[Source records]

>> begin

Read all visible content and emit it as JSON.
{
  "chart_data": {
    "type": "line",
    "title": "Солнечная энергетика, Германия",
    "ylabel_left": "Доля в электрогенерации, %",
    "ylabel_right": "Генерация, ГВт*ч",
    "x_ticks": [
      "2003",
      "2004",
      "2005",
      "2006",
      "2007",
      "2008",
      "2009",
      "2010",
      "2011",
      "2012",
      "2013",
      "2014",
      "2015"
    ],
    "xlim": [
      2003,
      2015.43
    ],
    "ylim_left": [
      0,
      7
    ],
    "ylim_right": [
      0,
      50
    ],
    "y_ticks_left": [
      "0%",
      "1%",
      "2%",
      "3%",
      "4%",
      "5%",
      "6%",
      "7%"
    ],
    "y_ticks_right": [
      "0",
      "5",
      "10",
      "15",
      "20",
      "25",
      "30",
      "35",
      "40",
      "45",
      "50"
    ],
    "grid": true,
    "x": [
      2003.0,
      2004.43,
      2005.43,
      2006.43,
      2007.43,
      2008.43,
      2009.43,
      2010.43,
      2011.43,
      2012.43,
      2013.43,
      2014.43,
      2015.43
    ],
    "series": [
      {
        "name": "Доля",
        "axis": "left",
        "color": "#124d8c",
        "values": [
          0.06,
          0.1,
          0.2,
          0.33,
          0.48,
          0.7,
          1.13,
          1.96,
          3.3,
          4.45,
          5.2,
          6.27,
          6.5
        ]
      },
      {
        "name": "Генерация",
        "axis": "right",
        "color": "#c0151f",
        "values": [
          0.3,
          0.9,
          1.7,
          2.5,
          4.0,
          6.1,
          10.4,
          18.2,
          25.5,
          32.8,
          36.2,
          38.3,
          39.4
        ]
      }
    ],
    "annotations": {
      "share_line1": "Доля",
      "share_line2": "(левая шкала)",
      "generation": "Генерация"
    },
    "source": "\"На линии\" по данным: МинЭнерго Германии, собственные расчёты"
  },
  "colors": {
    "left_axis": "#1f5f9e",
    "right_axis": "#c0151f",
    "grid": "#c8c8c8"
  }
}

>> end

> _Work to do_
Reply with nothing but a number: how many lines of the entries above contain the string "Доля"?

> _Answer to the exercise_
3